[Stored data entries]
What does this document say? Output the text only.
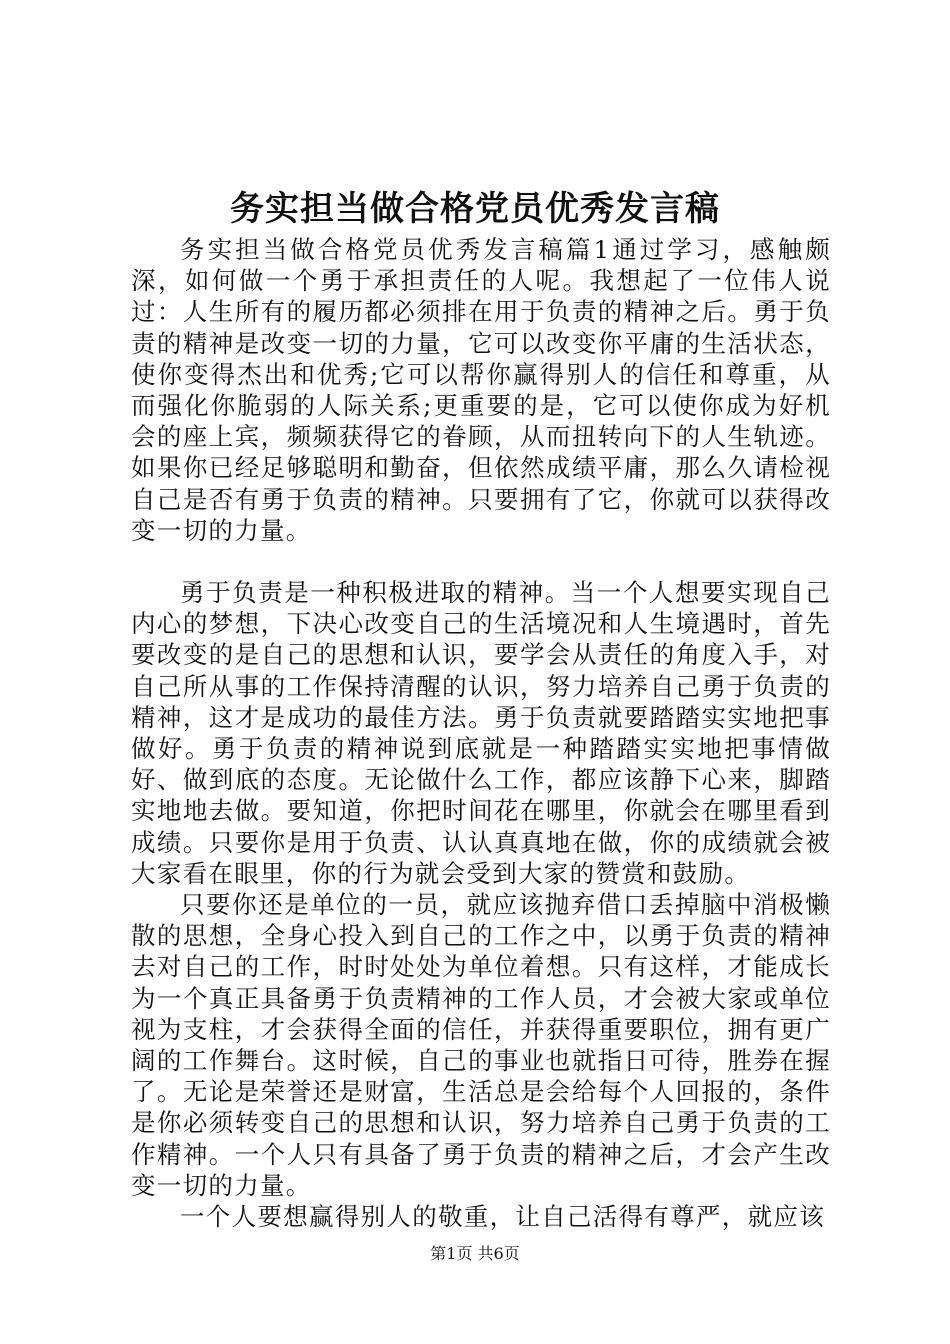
务实担当做合格党员优秀发言稿

务实担当做合格党员优秀发言稿篇1通过学习，感触颇深，如何做一个勇于承担责任的人呢。我想起了一位伟人说过：人生所有的履历都必须排在用于负责的精神之后。勇于负责的精神是改变一切的力量，它可以改变你平庸的生活状态，使你变得杰出和优秀;它可以帮你赢得别人的信任和尊重，从而强化你脆弱的人际关系;更重要的是，它可以使你成为好机会的座上宾，频频获得它的眷顾，从而扭转向下的人生轨迹。如果你已经足够聪明和勤奋，但依然成绩平庸，那么久请检视自己是否有勇于负责的精神。只要拥有了它，你就可以获得改变一切的力量。

勇于负责是一种积极进取的精神。当一个人想要实现自己内心的梦想，下决心改变自己的生活境况和人生境遇时，首先要改变的是自己的思想和认识，要学会从责任的角度入手，对自己所从事的工作保持清醒的认识，努力培养自己勇于负责的精神，这才是成功的最佳方法。勇于负责就要踏踏实实地把事做好。勇于负责的精神说到底就是一种踏踏实实地把事情做好、做到底的态度。无论做什么工作，都应该静下心来，脚踏实地地去做。要知道，你把时间花在哪里，你就会在哪里看到成绩。只要你是用于负责、认认真真地在做，你的成绩就会被大家看在眼里，你的行为就会受到大家的赞赏和鼓励。

只要你还是单位的一员，就应该抛弃借口丢掉脑中消极懒散的思想，全身心投入到自己的工作之中，以勇于负责的精神去对自己的工作，时时处处为单位着想。只有这样，才能成长为一个真正具备勇于负责精神的工作人员，才会被大家或单位视为支柱，才会获得全面的信任，并获得重要职位，拥有更广阔的工作舞台。这时候，自己的事业也就指日可待，胜券在握了。无论是荣誉还是财富，生活总是会给每个人回报的，条件是你必须转变自己的思想和认识，努力培养自己勇于负责的工作精神。一个人只有具备了勇于负责的精神之后，才会产生改变一切的力量。

一个人要想赢得别人的敬重，让自己活得有尊严，就应该

第1页 共6页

Given task:
What you return should match the records above word for word, minus the pictures.

Answer to the problem:
What does this document say? Output the text only.
务实担当做合格党员优秀发言稿

务实担当做合格党员优秀发言稿篇1通过学习，感触颇深，如何做一个勇于承担责任的人呢。我想起了一位伟人说过：人生所有的履历都必须排在用于负责的精神之后。勇于负责的精神是改变一切的力量，它可以改变你平庸的生活状态，使你变得杰出和优秀;它可以帮你赢得别人的信任和尊重，从而强化你脆弱的人际关系;更重要的是，它可以使你成为好机会的座上宾，频频获得它的眷顾，从而扭转向下的人生轨迹。如果你已经足够聪明和勤奋，但依然成绩平庸，那么久请检视自己是否有勇于负责的精神。只要拥有了它，你就可以获得改变一切的力量。

勇于负责是一种积极进取的精神。当一个人想要实现自己内心的梦想，下决心改变自己的生活境况和人生境遇时，首先要改变的是自己的思想和认识，要学会从责任的角度入手，对自己所从事的工作保持清醒的认识，努力培养自己勇于负责的精神，这才是成功的最佳方法。勇于负责就要踏踏实实地把事做好。勇于负责的精神说到底就是一种踏踏实实地把事情做好、做到底的态度。无论做什么工作，都应该静下心来，脚踏实地地去做。要知道，你把时间花在哪里，你就会在哪里看到成绩。只要你是用于负责、认认真真地在做，你的成绩就会被大家看在眼里，你的行为就会受到大家的赞赏和鼓励。

只要你还是单位的一员，就应该抛弃借口丢掉脑中消极懒散的思想，全身心投入到自己的工作之中，以勇于负责的精神去对自己的工作，时时处处为单位着想。只有这样，才能成长为一个真正具备勇于负责精神的工作人员，才会被大家或单位视为支柱，才会获得全面的信任，并获得重要职位，拥有更广阔的工作舞台。这时候，自己的事业也就指日可待，胜券在握了。无论是荣誉还是财富，生活总是会给每个人回报的，条件是你必须转变自己的思想和认识，努力培养自己勇于负责的工作精神。一个人只有具备了勇于负责的精神之后，才会产生改变一切的力量。

一个人要想赢得别人的敬重，让自己活得有尊严，就应该

第1页 共6页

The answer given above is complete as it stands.